▶
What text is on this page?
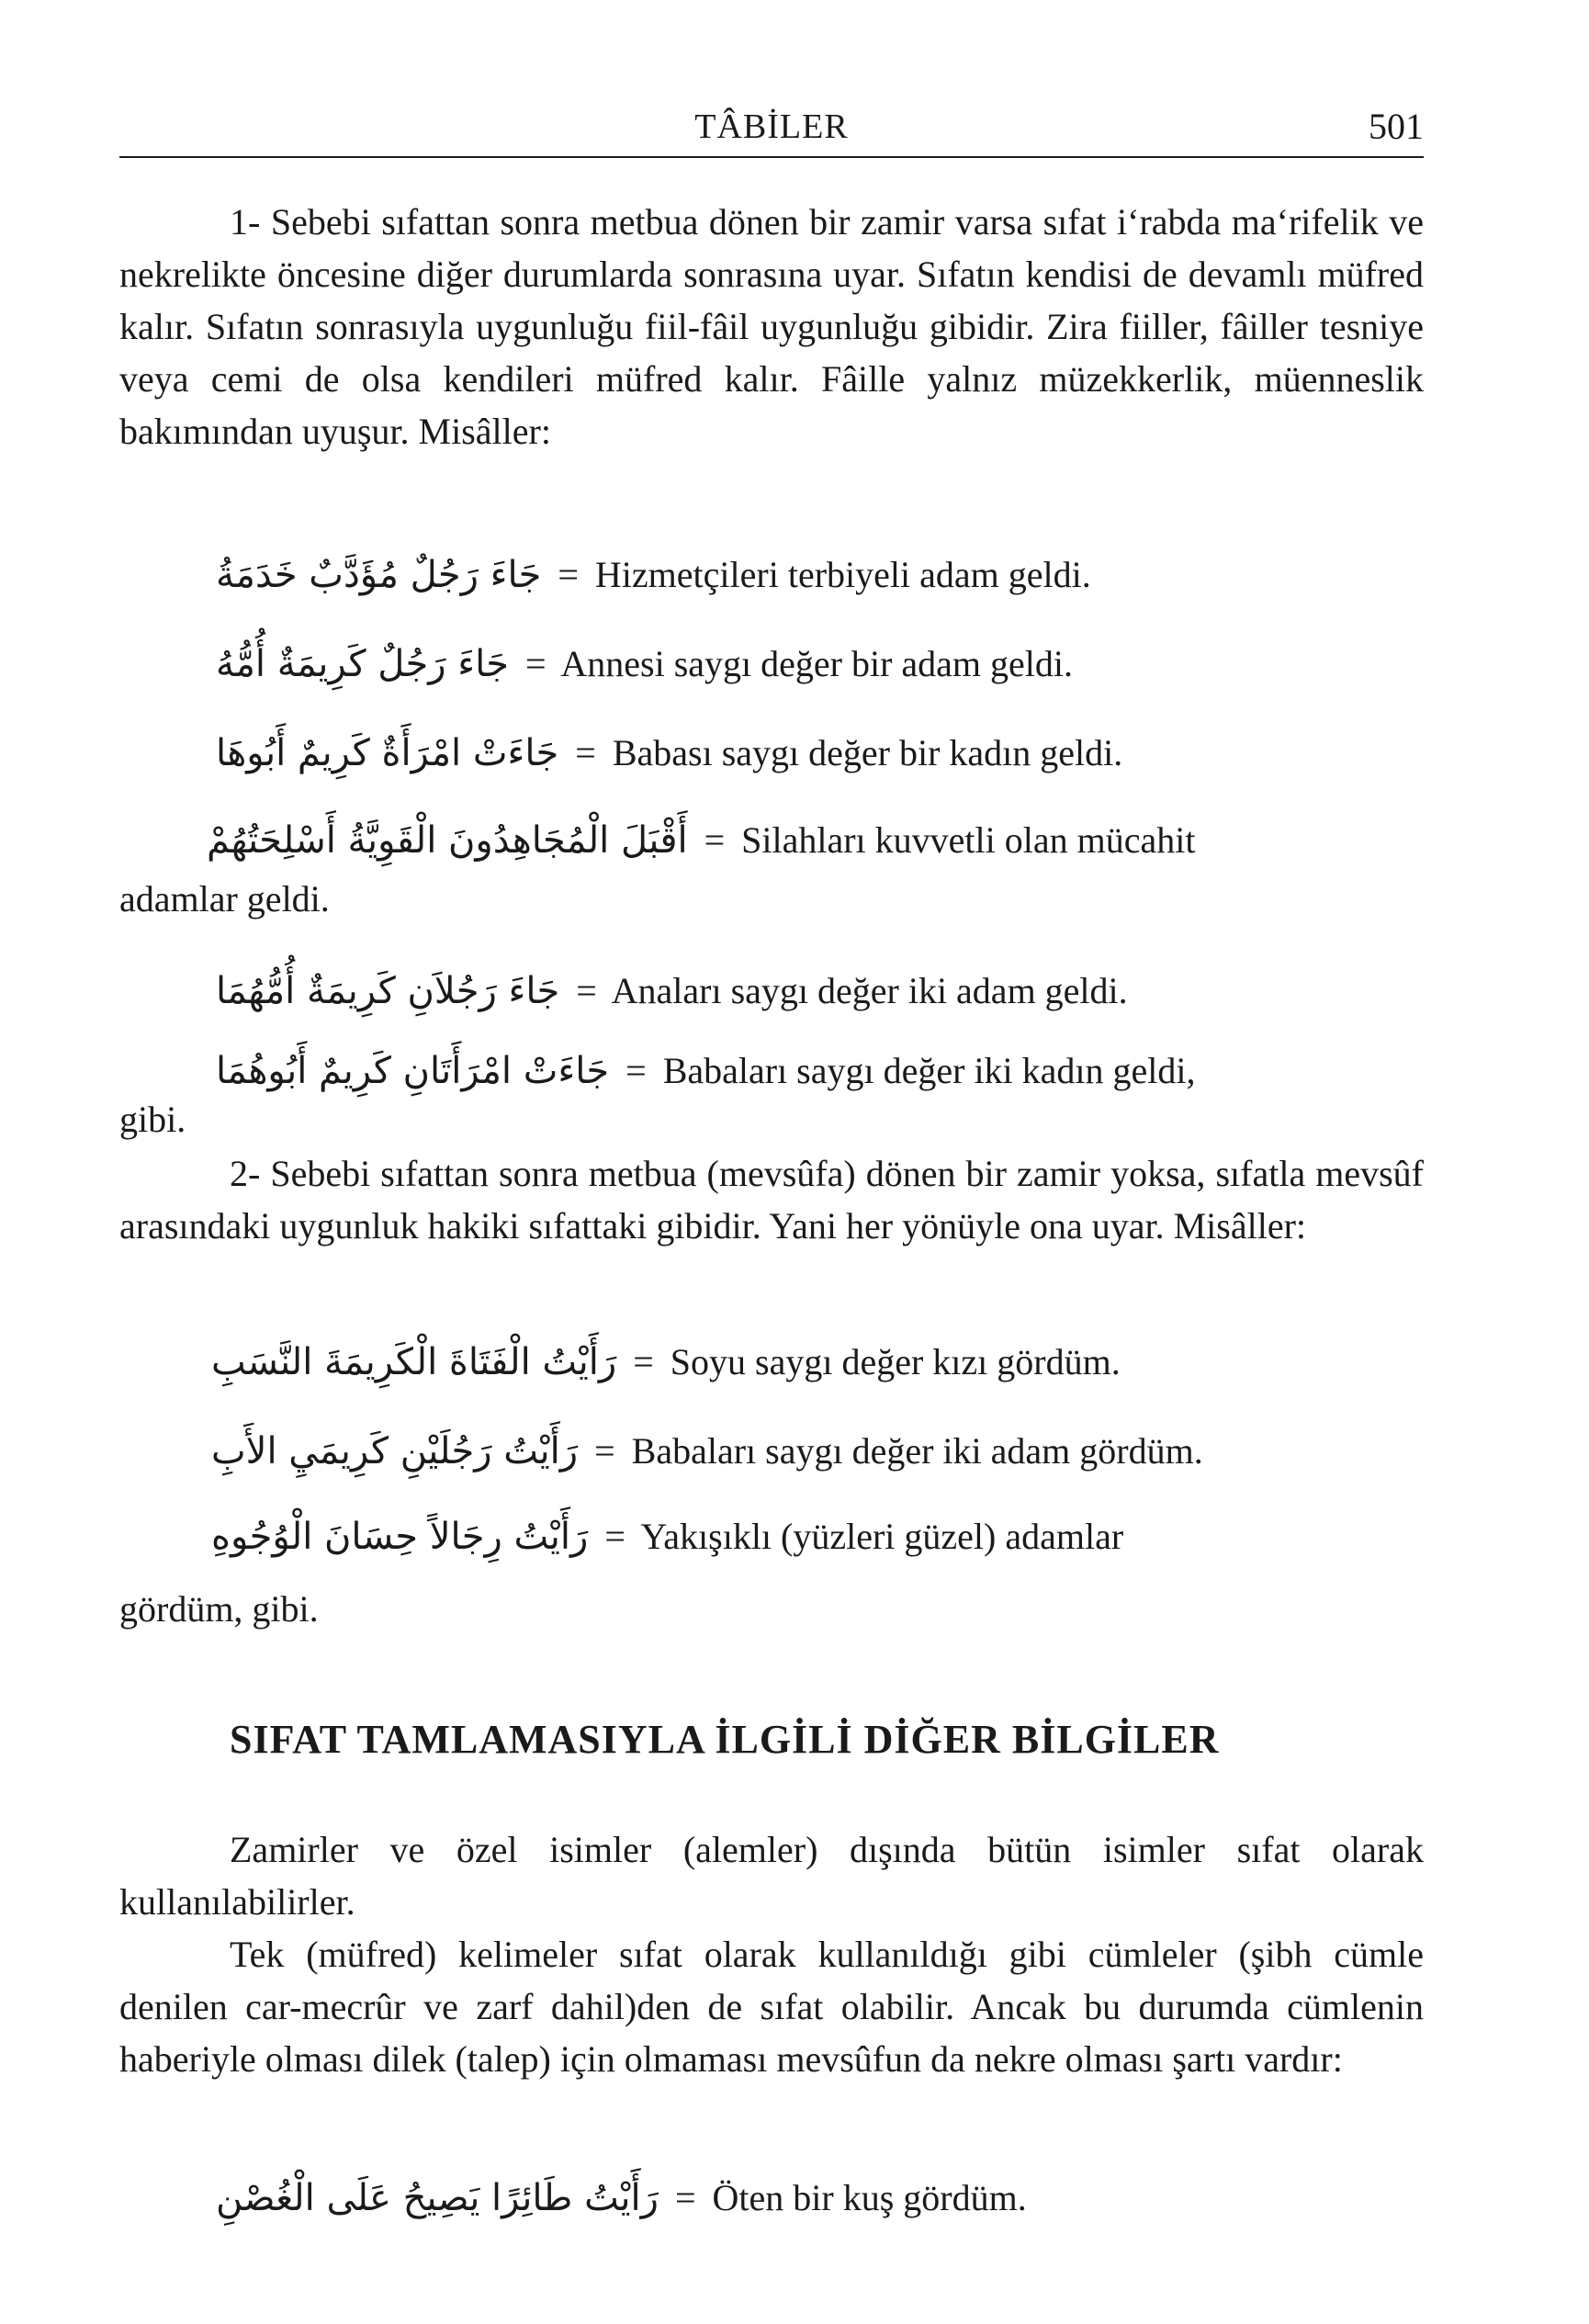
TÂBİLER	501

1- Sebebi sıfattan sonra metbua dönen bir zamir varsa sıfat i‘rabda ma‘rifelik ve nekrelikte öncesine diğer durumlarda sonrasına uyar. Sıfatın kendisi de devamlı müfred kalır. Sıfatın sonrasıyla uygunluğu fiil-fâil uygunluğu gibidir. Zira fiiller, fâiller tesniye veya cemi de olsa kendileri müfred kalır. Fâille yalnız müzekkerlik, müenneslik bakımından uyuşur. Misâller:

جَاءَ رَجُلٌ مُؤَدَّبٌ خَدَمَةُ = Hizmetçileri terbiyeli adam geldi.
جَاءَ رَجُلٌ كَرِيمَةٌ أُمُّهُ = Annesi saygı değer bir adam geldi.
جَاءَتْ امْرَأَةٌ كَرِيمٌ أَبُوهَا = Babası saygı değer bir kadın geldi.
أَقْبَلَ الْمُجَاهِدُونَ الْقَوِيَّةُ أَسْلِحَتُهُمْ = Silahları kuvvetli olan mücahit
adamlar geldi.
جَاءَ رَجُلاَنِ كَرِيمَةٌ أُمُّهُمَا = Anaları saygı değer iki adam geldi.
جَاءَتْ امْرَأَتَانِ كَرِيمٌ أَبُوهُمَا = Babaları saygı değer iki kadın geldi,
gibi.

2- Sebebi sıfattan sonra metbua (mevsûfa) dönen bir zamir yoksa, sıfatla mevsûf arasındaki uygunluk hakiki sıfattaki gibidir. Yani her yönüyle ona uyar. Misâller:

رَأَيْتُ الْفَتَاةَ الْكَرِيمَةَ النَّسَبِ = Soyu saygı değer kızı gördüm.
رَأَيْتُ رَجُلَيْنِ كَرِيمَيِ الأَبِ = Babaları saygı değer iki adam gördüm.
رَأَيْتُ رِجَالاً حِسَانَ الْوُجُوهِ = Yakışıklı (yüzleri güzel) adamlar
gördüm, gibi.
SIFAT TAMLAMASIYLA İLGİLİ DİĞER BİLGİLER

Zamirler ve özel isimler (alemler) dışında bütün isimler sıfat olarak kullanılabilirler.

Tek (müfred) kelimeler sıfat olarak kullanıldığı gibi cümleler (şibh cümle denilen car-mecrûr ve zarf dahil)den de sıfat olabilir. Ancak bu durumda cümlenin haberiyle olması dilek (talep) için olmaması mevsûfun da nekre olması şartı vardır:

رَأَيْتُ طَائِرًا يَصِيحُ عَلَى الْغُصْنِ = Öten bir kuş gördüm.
◀
▶
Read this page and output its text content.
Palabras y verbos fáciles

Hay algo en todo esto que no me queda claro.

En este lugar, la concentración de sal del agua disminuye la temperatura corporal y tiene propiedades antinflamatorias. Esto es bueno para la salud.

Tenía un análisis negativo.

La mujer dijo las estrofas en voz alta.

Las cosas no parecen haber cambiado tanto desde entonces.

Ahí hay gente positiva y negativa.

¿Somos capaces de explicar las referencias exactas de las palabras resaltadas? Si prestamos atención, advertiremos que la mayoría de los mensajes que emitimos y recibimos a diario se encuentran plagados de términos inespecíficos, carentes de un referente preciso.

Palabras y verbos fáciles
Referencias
◀
> [TASK DESCRIPTION]
Copy out each line that contains the word "text".

> [REPLY]
What text is on this page?
Read this page and output its text content.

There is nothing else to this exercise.